» EXERCISE INSTRUCTIONS
Repeat the lines that follow, leaving nothing out.

» PROVIDED MATERIAL
══════════════════════════════

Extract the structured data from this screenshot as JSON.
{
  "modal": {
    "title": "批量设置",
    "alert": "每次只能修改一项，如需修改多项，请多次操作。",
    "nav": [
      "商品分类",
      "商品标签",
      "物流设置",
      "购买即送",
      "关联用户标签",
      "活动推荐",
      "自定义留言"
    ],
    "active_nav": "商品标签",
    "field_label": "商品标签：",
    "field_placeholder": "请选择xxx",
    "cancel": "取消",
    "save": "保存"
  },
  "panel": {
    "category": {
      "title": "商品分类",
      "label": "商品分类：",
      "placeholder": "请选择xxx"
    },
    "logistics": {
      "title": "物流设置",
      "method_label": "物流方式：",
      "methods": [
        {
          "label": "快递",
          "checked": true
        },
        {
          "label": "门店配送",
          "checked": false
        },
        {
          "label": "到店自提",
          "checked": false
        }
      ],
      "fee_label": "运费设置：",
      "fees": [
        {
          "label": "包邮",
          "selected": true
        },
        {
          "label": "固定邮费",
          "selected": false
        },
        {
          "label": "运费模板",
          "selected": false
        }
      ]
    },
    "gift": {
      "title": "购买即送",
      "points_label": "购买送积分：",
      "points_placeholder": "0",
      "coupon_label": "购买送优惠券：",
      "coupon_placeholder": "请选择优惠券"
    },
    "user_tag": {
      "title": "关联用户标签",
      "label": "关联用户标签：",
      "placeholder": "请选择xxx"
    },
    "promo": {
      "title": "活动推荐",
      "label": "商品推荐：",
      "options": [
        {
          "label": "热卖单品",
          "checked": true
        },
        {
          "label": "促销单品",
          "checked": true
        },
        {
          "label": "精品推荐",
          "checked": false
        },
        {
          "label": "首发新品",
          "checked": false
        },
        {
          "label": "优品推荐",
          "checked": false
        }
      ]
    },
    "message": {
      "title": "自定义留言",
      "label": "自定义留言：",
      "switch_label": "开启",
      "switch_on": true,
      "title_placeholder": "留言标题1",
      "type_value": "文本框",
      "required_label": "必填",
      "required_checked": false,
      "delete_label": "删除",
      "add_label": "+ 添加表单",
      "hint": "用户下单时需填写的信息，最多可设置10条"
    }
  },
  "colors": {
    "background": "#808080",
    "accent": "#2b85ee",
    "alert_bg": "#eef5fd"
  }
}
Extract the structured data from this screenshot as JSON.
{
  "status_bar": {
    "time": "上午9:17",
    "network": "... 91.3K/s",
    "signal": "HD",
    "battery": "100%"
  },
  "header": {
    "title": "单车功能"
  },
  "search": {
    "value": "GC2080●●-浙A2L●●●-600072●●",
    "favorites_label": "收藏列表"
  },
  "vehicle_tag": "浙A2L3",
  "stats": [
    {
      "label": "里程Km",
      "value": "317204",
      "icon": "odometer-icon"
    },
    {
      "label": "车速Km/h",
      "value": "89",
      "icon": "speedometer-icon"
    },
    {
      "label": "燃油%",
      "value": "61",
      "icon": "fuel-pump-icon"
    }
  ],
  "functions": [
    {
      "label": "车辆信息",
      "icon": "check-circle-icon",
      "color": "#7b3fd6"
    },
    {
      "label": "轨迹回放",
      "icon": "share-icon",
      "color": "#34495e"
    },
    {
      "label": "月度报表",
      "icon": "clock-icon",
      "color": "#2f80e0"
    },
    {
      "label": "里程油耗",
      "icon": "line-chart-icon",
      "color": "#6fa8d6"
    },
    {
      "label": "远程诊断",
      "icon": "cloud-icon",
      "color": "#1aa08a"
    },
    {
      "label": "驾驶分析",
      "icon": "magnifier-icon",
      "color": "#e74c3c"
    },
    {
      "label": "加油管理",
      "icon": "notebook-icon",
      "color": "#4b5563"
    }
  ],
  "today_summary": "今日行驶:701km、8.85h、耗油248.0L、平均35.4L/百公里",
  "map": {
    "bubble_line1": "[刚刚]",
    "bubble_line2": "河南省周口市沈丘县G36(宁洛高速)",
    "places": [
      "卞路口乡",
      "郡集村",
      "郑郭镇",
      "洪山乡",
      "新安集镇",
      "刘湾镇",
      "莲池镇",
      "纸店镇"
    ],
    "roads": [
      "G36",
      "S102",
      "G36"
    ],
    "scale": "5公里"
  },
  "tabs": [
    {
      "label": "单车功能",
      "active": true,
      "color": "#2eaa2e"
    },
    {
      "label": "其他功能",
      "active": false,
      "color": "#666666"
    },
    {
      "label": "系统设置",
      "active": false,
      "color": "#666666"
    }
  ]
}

══════════════════════════════

» ANSWER IN FULL
Extract the structured data from this screenshot as JSON.
{
  "modal": {
    "title": "批量设置",
    "alert": "每次只能修改一项，如需修改多项，请多次操作。",
    "nav": [
      "商品分类",
      "商品标签",
      "物流设置",
      "购买即送",
      "关联用户标签",
      "活动推荐",
      "自定义留言"
    ],
    "active_nav": "商品标签",
    "field_label": "商品标签：",
    "field_placeholder": "请选择xxx",
    "cancel": "取消",
    "save": "保存"
  },
  "panel": {
    "category": {
      "title": "商品分类",
      "label": "商品分类：",
      "placeholder": "请选择xxx"
    },
    "logistics": {
      "title": "物流设置",
      "method_label": "物流方式：",
      "methods": [
        {
          "label": "快递",
          "checked": true
        },
        {
          "label": "门店配送",
          "checked": false
        },
        {
          "label": "到店自提",
          "checked": false
        }
      ],
      "fee_label": "运费设置：",
      "fees": [
        {
          "label": "包邮",
          "selected": true
        },
        {
          "label": "固定邮费",
          "selected": false
        },
        {
          "label": "运费模板",
          "selected": false
        }
      ]
    },
    "gift": {
      "title": "购买即送",
      "points_label": "购买送积分：",
      "points_placeholder": "0",
      "coupon_label": "购买送优惠券：",
      "coupon_placeholder": "请选择优惠券"
    },
    "user_tag": {
      "title": "关联用户标签",
      "label": "关联用户标签：",
      "placeholder": "请选择xxx"
    },
    "promo": {
      "title": "活动推荐",
      "label": "商品推荐：",
      "options": [
        {
          "label": "热卖单品",
          "checked": true
        },
        {
          "label": "促销单品",
          "checked": true
        },
        {
          "label": "精品推荐",
          "checked": false
        },
        {
          "label": "首发新品",
          "checked": false
        },
        {
          "label": "优品推荐",
          "checked": false
        }
      ]
    },
    "message": {
      "title": "自定义留言",
      "label": "自定义留言：",
      "switch_label": "开启",
      "switch_on": true,
      "title_placeholder": "留言标题1",
      "type_value": "文本框",
      "required_label": "必填",
      "required_checked": false,
      "delete_label": "删除",
      "add_label": "+ 添加表单",
      "hint": "用户下单时需填写的信息，最多可设置10条"
    }
  },
  "colors": {
    "background": "#808080",
    "accent": "#2b85ee",
    "alert_bg": "#eef5fd"
  }
}
Extract the structured data from this screenshot as JSON.
{
  "status_bar": {
    "time": "上午9:17",
    "network": "... 91.3K/s",
    "signal": "HD",
    "battery": "100%"
  },
  "header": {
    "title": "单车功能"
  },
  "search": {
    "value": "GC2080●●-浙A2L●●●-600072●●",
    "favorites_label": "收藏列表"
  },
  "vehicle_tag": "浙A2L3",
  "stats": [
    {
      "label": "里程Km",
      "value": "317204",
      "icon": "odometer-icon"
    },
    {
      "label": "车速Km/h",
      "value": "89",
      "icon": "speedometer-icon"
    },
    {
      "label": "燃油%",
      "value": "61",
      "icon": "fuel-pump-icon"
    }
  ],
  "functions": [
    {
      "label": "车辆信息",
      "icon": "check-circle-icon",
      "color": "#7b3fd6"
    },
    {
      "label": "轨迹回放",
      "icon": "share-icon",
      "color": "#34495e"
    },
    {
      "label": "月度报表",
      "icon": "clock-icon",
      "color": "#2f80e0"
    },
    {
      "label": "里程油耗",
      "icon": "line-chart-icon",
      "color": "#6fa8d6"
    },
    {
      "label": "远程诊断",
      "icon": "cloud-icon",
      "color": "#1aa08a"
    },
    {
      "label": "驾驶分析",
      "icon": "magnifier-icon",
      "color": "#e74c3c"
    },
    {
      "label": "加油管理",
      "icon": "notebook-icon",
      "color": "#4b5563"
    }
  ],
  "today_summary": "今日行驶:701km、8.85h、耗油248.0L、平均35.4L/百公里",
  "map": {
    "bubble_line1": "[刚刚]",
    "bubble_line2": "河南省周口市沈丘县G36(宁洛高速)",
    "places": [
      "卞路口乡",
      "郡集村",
      "郑郭镇",
      "洪山乡",
      "新安集镇",
      "刘湾镇",
      "莲池镇",
      "纸店镇"
    ],
    "roads": [
      "G36",
      "S102",
      "G36"
    ],
    "scale": "5公里"
  },
  "tabs": [
    {
      "label": "单车功能",
      "active": true,
      "color": "#2eaa2e"
    },
    {
      "label": "其他功能",
      "active": false,
      "color": "#666666"
    },
    {
      "label": "系统设置",
      "active": false,
      "color": "#666666"
    }
  ]
}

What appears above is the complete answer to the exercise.